▸ WHAT THIS TASK INVOLVES: Copy every line of the records below without changing anything.

▸ INPUT ROWS:
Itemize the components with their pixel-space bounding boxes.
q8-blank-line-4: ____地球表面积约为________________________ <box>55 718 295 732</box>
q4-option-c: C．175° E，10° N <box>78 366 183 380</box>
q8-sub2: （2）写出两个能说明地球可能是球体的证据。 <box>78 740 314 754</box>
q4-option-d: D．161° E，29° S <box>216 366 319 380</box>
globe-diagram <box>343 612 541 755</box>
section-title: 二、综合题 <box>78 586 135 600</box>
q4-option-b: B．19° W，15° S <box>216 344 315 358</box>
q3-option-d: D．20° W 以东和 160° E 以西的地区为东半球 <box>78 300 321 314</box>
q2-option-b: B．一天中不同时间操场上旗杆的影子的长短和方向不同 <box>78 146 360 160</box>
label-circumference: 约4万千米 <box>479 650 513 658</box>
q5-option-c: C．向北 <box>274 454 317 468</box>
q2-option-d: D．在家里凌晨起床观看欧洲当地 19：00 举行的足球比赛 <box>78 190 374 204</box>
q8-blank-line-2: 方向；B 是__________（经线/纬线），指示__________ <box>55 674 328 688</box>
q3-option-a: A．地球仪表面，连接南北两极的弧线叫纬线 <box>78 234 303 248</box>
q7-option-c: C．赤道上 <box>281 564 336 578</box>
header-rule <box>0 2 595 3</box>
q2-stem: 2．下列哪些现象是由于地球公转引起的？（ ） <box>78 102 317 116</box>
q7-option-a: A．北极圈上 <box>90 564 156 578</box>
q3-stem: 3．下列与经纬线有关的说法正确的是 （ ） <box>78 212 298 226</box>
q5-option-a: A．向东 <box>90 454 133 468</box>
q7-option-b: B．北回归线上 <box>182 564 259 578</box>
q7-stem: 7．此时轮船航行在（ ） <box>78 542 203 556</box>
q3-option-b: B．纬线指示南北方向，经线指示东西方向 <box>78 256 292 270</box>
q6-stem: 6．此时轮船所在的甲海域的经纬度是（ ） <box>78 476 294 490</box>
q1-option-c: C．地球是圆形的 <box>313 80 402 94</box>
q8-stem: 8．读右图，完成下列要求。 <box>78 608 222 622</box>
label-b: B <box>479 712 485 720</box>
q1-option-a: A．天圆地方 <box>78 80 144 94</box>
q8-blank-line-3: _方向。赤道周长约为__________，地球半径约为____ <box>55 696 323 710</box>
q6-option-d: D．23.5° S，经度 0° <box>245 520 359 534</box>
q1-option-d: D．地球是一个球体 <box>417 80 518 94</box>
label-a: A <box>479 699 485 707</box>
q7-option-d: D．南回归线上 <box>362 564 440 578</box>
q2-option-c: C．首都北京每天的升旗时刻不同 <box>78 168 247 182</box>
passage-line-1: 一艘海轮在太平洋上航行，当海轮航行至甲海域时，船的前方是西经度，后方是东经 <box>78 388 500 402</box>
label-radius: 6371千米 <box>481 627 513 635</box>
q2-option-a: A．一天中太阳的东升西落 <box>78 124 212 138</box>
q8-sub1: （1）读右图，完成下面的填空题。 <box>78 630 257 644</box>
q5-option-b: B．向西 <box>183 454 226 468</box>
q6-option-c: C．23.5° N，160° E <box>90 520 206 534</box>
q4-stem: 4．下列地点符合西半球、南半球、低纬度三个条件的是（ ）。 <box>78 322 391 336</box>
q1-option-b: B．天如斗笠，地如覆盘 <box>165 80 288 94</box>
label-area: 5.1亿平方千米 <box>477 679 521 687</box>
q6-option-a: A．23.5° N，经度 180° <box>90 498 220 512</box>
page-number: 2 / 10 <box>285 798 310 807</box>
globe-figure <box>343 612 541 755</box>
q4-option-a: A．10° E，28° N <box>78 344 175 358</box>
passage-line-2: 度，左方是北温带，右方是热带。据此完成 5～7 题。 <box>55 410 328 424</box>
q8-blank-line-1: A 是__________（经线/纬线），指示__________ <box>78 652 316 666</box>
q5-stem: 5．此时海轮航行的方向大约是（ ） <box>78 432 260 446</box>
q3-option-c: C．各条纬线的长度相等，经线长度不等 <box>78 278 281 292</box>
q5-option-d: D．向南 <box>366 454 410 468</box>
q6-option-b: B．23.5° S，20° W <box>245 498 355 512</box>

▸ RESPONSE BELOW:
Itemize the components with their pixel-space bounding boxes.
q8-blank-line-4: ____地球表面积约为________________________ <box>55 718 295 732</box>
q4-option-c: C．175° E，10° N <box>78 366 183 380</box>
q8-sub2: （2）写出两个能说明地球可能是球体的证据。 <box>78 740 314 754</box>
q4-option-d: D．161° E，29° S <box>216 366 319 380</box>
globe-diagram <box>343 612 541 755</box>
section-title: 二、综合题 <box>78 586 135 600</box>
q4-option-b: B．19° W，15° S <box>216 344 315 358</box>
q3-option-d: D．20° W 以东和 160° E 以西的地区为东半球 <box>78 300 321 314</box>
q2-option-b: B．一天中不同时间操场上旗杆的影子的长短和方向不同 <box>78 146 360 160</box>
label-circumference: 约4万千米 <box>479 650 513 658</box>
q5-option-c: C．向北 <box>274 454 317 468</box>
q2-option-d: D．在家里凌晨起床观看欧洲当地 19：00 举行的足球比赛 <box>78 190 374 204</box>
q8-blank-line-2: 方向；B 是__________（经线/纬线），指示__________ <box>55 674 328 688</box>
q3-option-a: A．地球仪表面，连接南北两极的弧线叫纬线 <box>78 234 303 248</box>
q7-option-c: C．赤道上 <box>281 564 336 578</box>
header-rule <box>0 2 595 3</box>
q2-stem: 2．下列哪些现象是由于地球公转引起的？（ ） <box>78 102 317 116</box>
q7-option-a: A．北极圈上 <box>90 564 156 578</box>
q3-stem: 3．下列与经纬线有关的说法正确的是 （ ） <box>78 212 298 226</box>
q5-option-a: A．向东 <box>90 454 133 468</box>
q7-option-b: B．北回归线上 <box>182 564 259 578</box>
q7-stem: 7．此时轮船航行在（ ） <box>78 542 203 556</box>
q3-option-b: B．纬线指示南北方向，经线指示东西方向 <box>78 256 292 270</box>
q6-stem: 6．此时轮船所在的甲海域的经纬度是（ ） <box>78 476 294 490</box>
q1-option-c: C．地球是圆形的 <box>313 80 402 94</box>
q8-stem: 8．读右图，完成下列要求。 <box>78 608 222 622</box>
label-b: B <box>479 712 485 720</box>
q1-option-a: A．天圆地方 <box>78 80 144 94</box>
q8-blank-line-3: _方向。赤道周长约为__________，地球半径约为____ <box>55 696 323 710</box>
q6-option-d: D．23.5° S，经度 0° <box>245 520 359 534</box>
q1-option-d: D．地球是一个球体 <box>417 80 518 94</box>
label-a: A <box>479 699 485 707</box>
q7-option-d: D．南回归线上 <box>362 564 440 578</box>
q2-option-c: C．首都北京每天的升旗时刻不同 <box>78 168 247 182</box>
passage-line-1: 一艘海轮在太平洋上航行，当海轮航行至甲海域时，船的前方是西经度，后方是东经 <box>78 388 500 402</box>
label-radius: 6371千米 <box>481 627 513 635</box>
q2-option-a: A．一天中太阳的东升西落 <box>78 124 212 138</box>
q8-sub1: （1）读右图，完成下面的填空题。 <box>78 630 257 644</box>
q5-option-b: B．向西 <box>183 454 226 468</box>
q6-option-c: C．23.5° N，160° E <box>90 520 206 534</box>
q4-stem: 4．下列地点符合西半球、南半球、低纬度三个条件的是（ ）。 <box>78 322 391 336</box>
q1-option-b: B．天如斗笠，地如覆盘 <box>165 80 288 94</box>
label-area: 5.1亿平方千米 <box>477 679 521 687</box>
q6-option-a: A．23.5° N，经度 180° <box>90 498 220 512</box>
page-number: 2 / 10 <box>285 798 310 807</box>
globe-figure <box>343 612 541 755</box>
q4-option-a: A．10° E，28° N <box>78 344 175 358</box>
passage-line-2: 度，左方是北温带，右方是热带。据此完成 5～7 题。 <box>55 410 328 424</box>
q8-blank-line-1: A 是__________（经线/纬线），指示__________ <box>78 652 316 666</box>
q5-stem: 5．此时海轮航行的方向大约是（ ） <box>78 432 260 446</box>
q3-option-c: C．各条纬线的长度相等，经线长度不等 <box>78 278 281 292</box>
q5-option-d: D．向南 <box>366 454 410 468</box>
q6-option-b: B．23.5° S，20° W <box>245 498 355 512</box>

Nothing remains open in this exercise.